Collected data entries |
++++++++++++++++++++
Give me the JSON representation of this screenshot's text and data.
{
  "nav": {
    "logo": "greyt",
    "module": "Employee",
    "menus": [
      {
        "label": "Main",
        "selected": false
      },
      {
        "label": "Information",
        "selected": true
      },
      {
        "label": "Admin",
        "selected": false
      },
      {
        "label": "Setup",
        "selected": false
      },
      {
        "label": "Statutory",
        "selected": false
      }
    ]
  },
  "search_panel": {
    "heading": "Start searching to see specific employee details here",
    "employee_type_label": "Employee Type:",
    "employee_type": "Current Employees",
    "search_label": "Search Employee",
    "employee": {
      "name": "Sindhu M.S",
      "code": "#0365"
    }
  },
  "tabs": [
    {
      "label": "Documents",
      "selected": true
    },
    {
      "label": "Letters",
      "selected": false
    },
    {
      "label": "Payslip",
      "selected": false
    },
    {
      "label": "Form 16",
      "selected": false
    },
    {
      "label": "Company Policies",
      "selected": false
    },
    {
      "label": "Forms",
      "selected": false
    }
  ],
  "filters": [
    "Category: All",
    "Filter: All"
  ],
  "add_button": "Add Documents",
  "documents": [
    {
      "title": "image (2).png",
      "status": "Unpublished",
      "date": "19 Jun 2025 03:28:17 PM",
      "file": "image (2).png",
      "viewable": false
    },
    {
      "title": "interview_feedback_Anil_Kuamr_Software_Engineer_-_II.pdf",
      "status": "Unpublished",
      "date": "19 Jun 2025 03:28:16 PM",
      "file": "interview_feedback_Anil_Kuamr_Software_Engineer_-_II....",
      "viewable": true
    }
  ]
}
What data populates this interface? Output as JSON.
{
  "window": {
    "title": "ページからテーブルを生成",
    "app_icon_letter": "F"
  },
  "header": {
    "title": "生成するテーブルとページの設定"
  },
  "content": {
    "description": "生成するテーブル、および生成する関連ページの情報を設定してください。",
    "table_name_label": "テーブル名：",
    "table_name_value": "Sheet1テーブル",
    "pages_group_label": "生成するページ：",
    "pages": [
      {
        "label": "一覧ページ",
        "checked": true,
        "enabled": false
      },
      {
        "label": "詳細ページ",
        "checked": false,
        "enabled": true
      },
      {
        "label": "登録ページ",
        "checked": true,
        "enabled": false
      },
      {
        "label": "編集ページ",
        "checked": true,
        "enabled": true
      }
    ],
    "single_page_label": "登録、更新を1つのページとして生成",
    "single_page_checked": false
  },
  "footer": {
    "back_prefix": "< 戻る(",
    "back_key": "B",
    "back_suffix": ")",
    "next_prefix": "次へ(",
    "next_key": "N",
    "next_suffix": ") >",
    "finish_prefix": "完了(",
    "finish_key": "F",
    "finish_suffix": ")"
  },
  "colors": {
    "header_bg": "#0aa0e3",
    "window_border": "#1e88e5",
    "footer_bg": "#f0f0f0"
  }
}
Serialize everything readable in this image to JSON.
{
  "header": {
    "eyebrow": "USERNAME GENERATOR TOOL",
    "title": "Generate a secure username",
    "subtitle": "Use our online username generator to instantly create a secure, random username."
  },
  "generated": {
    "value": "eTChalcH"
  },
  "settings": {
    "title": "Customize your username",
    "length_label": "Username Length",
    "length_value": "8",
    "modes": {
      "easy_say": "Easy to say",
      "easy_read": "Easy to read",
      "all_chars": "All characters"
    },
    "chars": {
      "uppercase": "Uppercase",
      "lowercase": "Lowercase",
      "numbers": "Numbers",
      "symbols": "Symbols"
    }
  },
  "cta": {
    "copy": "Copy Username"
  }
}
++++++++++++++++++++
What you are asked to do |
Tally the lines of the records holding the word "file", then state only the tally.

Finished exercise |
2